**Given exercise**
Every line below should be repeated exactly.

**Records to process**
★ ★ ★

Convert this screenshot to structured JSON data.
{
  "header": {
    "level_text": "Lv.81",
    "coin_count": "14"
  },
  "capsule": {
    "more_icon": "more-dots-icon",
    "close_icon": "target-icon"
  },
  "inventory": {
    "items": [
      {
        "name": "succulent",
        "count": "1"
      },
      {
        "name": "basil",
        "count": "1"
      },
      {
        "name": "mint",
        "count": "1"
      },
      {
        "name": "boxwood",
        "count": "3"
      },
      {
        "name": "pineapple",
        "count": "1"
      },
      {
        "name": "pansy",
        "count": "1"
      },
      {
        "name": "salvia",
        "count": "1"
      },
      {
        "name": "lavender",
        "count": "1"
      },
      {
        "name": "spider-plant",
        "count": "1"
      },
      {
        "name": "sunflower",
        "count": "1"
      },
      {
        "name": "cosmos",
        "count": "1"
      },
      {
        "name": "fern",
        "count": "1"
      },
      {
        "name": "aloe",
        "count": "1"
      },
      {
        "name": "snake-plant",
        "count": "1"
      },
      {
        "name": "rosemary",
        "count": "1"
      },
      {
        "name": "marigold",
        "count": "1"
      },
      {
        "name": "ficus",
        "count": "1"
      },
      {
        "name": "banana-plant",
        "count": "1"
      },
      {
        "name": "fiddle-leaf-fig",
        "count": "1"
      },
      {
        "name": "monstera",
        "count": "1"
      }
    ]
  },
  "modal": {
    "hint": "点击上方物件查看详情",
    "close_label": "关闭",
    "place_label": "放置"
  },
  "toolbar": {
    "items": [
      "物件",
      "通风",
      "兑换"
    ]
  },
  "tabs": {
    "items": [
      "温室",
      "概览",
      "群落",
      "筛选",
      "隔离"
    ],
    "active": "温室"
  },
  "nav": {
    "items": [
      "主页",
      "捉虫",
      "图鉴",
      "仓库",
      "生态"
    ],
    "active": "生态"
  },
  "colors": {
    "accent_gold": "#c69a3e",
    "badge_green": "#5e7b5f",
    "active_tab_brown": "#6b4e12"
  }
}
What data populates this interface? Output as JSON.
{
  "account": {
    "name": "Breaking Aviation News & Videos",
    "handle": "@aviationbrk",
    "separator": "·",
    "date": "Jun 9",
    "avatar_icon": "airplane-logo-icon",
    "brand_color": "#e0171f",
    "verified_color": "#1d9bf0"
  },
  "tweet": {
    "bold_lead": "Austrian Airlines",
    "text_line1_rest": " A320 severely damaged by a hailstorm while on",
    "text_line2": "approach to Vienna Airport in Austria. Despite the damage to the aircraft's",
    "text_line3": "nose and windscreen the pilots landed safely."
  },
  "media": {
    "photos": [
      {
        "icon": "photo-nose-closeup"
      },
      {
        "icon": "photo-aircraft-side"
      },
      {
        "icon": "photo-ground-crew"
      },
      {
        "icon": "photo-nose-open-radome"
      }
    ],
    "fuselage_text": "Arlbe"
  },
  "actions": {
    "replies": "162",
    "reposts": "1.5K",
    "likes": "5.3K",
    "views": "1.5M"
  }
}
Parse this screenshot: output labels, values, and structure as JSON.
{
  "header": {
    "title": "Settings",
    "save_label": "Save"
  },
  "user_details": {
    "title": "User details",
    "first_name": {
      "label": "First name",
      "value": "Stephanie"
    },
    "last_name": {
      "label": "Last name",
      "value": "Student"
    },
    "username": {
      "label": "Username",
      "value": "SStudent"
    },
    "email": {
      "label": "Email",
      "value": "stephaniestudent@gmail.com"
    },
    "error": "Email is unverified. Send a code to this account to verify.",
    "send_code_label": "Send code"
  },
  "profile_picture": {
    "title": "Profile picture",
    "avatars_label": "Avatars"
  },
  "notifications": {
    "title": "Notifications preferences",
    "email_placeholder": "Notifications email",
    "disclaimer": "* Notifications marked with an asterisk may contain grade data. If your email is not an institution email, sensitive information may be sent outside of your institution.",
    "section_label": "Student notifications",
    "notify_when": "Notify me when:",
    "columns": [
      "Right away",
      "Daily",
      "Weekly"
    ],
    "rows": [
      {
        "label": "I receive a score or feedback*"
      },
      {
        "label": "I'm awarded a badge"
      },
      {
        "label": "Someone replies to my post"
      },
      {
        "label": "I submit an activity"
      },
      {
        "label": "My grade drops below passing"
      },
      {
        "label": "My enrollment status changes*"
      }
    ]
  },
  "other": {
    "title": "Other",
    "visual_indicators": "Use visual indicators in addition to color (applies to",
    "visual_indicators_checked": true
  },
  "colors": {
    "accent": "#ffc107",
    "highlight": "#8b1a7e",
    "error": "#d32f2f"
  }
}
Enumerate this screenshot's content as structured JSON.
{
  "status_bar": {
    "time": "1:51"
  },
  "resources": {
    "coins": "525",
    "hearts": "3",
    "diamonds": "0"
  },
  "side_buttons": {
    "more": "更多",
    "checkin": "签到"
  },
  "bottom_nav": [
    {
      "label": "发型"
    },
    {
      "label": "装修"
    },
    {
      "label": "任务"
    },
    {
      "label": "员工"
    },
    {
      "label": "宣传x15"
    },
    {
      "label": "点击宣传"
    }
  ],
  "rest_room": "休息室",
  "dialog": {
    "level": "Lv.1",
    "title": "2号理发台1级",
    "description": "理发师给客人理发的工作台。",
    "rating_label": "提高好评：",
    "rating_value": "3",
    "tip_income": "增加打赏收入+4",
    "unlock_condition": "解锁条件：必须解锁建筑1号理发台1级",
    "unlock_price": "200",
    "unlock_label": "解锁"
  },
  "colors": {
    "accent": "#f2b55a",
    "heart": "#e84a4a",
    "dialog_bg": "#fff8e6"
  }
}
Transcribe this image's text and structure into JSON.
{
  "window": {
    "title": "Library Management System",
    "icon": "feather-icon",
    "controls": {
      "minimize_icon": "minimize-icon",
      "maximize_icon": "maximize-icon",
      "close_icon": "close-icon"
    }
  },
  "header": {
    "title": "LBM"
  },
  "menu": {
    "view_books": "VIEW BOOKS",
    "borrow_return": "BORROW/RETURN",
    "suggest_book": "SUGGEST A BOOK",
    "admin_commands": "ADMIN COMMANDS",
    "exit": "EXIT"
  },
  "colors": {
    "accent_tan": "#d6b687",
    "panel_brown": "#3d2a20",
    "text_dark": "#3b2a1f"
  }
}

★ ★ ★

**Reply**
Convert this screenshot to structured JSON data.
{
  "header": {
    "level_text": "Lv.81",
    "coin_count": "14"
  },
  "capsule": {
    "more_icon": "more-dots-icon",
    "close_icon": "target-icon"
  },
  "inventory": {
    "items": [
      {
        "name": "succulent",
        "count": "1"
      },
      {
        "name": "basil",
        "count": "1"
      },
      {
        "name": "mint",
        "count": "1"
      },
      {
        "name": "boxwood",
        "count": "3"
      },
      {
        "name": "pineapple",
        "count": "1"
      },
      {
        "name": "pansy",
        "count": "1"
      },
      {
        "name": "salvia",
        "count": "1"
      },
      {
        "name": "lavender",
        "count": "1"
      },
      {
        "name": "spider-plant",
        "count": "1"
      },
      {
        "name": "sunflower",
        "count": "1"
      },
      {
        "name": "cosmos",
        "count": "1"
      },
      {
        "name": "fern",
        "count": "1"
      },
      {
        "name": "aloe",
        "count": "1"
      },
      {
        "name": "snake-plant",
        "count": "1"
      },
      {
        "name": "rosemary",
        "count": "1"
      },
      {
        "name": "marigold",
        "count": "1"
      },
      {
        "name": "ficus",
        "count": "1"
      },
      {
        "name": "banana-plant",
        "count": "1"
      },
      {
        "name": "fiddle-leaf-fig",
        "count": "1"
      },
      {
        "name": "monstera",
        "count": "1"
      }
    ]
  },
  "modal": {
    "hint": "点击上方物件查看详情",
    "close_label": "关闭",
    "place_label": "放置"
  },
  "toolbar": {
    "items": [
      "物件",
      "通风",
      "兑换"
    ]
  },
  "tabs": {
    "items": [
      "温室",
      "概览",
      "群落",
      "筛选",
      "隔离"
    ],
    "active": "温室"
  },
  "nav": {
    "items": [
      "主页",
      "捉虫",
      "图鉴",
      "仓库",
      "生态"
    ],
    "active": "生态"
  },
  "colors": {
    "accent_gold": "#c69a3e",
    "badge_green": "#5e7b5f",
    "active_tab_brown": "#6b4e12"
  }
}
What data populates this interface? Output as JSON.
{
  "account": {
    "name": "Breaking Aviation News & Videos",
    "handle": "@aviationbrk",
    "separator": "·",
    "date": "Jun 9",
    "avatar_icon": "airplane-logo-icon",
    "brand_color": "#e0171f",
    "verified_color": "#1d9bf0"
  },
  "tweet": {
    "bold_lead": "Austrian Airlines",
    "text_line1_rest": " A320 severely damaged by a hailstorm while on",
    "text_line2": "approach to Vienna Airport in Austria. Despite the damage to the aircraft's",
    "text_line3": "nose and windscreen the pilots landed safely."
  },
  "media": {
    "photos": [
      {
        "icon": "photo-nose-closeup"
      },
      {
        "icon": "photo-aircraft-side"
      },
      {
        "icon": "photo-ground-crew"
      },
      {
        "icon": "photo-nose-open-radome"
      }
    ],
    "fuselage_text": "Arlbe"
  },
  "actions": {
    "replies": "162",
    "reposts": "1.5K",
    "likes": "5.3K",
    "views": "1.5M"
  }
}
Parse this screenshot: output labels, values, and structure as JSON.
{
  "header": {
    "title": "Settings",
    "save_label": "Save"
  },
  "user_details": {
    "title": "User details",
    "first_name": {
      "label": "First name",
      "value": "Stephanie"
    },
    "last_name": {
      "label": "Last name",
      "value": "Student"
    },
    "username": {
      "label": "Username",
      "value": "SStudent"
    },
    "email": {
      "label": "Email",
      "value": "stephaniestudent@gmail.com"
    },
    "error": "Email is unverified. Send a code to this account to verify.",
    "send_code_label": "Send code"
  },
  "profile_picture": {
    "title": "Profile picture",
    "avatars_label": "Avatars"
  },
  "notifications": {
    "title": "Notifications preferences",
    "email_placeholder": "Notifications email",
    "disclaimer": "* Notifications marked with an asterisk may contain grade data. If your email is not an institution email, sensitive information may be sent outside of your institution.",
    "section_label": "Student notifications",
    "notify_when": "Notify me when:",
    "columns": [
      "Right away",
      "Daily",
      "Weekly"
    ],
    "rows": [
      {
        "label": "I receive a score or feedback*"
      },
      {
        "label": "I'm awarded a badge"
      },
      {
        "label": "Someone replies to my post"
      },
      {
        "label": "I submit an activity"
      },
      {
        "label": "My grade drops below passing"
      },
      {
        "label": "My enrollment status changes*"
      }
    ]
  },
  "other": {
    "title": "Other",
    "visual_indicators": "Use visual indicators in addition to color (applies to",
    "visual_indicators_checked": true
  },
  "colors": {
    "accent": "#ffc107",
    "highlight": "#8b1a7e",
    "error": "#d32f2f"
  }
}
Enumerate this screenshot's content as structured JSON.
{
  "status_bar": {
    "time": "1:51"
  },
  "resources": {
    "coins": "525",
    "hearts": "3",
    "diamonds": "0"
  },
  "side_buttons": {
    "more": "更多",
    "checkin": "签到"
  },
  "bottom_nav": [
    {
      "label": "发型"
    },
    {
      "label": "装修"
    },
    {
      "label": "任务"
    },
    {
      "label": "员工"
    },
    {
      "label": "宣传x15"
    },
    {
      "label": "点击宣传"
    }
  ],
  "rest_room": "休息室",
  "dialog": {
    "level": "Lv.1",
    "title": "2号理发台1级",
    "description": "理发师给客人理发的工作台。",
    "rating_label": "提高好评：",
    "rating_value": "3",
    "tip_income": "增加打赏收入+4",
    "unlock_condition": "解锁条件：必须解锁建筑1号理发台1级",
    "unlock_price": "200",
    "unlock_label": "解锁"
  },
  "colors": {
    "accent": "#f2b55a",
    "heart": "#e84a4a",
    "dialog_bg": "#fff8e6"
  }
}
Transcribe this image's text and structure into JSON.
{
  "window": {
    "title": "Library Management System",
    "icon": "feather-icon",
    "controls": {
      "minimize_icon": "minimize-icon",
      "maximize_icon": "maximize-icon",
      "close_icon": "close-icon"
    }
  },
  "header": {
    "title": "LBM"
  },
  "menu": {
    "view_books": "VIEW BOOKS",
    "borrow_return": "BORROW/RETURN",
    "suggest_book": "SUGGEST A BOOK",
    "admin_commands": "ADMIN COMMANDS",
    "exit": "EXIT"
  },
  "colors": {
    "accent_tan": "#d6b687",
    "panel_brown": "#3d2a20",
    "text_dark": "#3b2a1f"
  }
}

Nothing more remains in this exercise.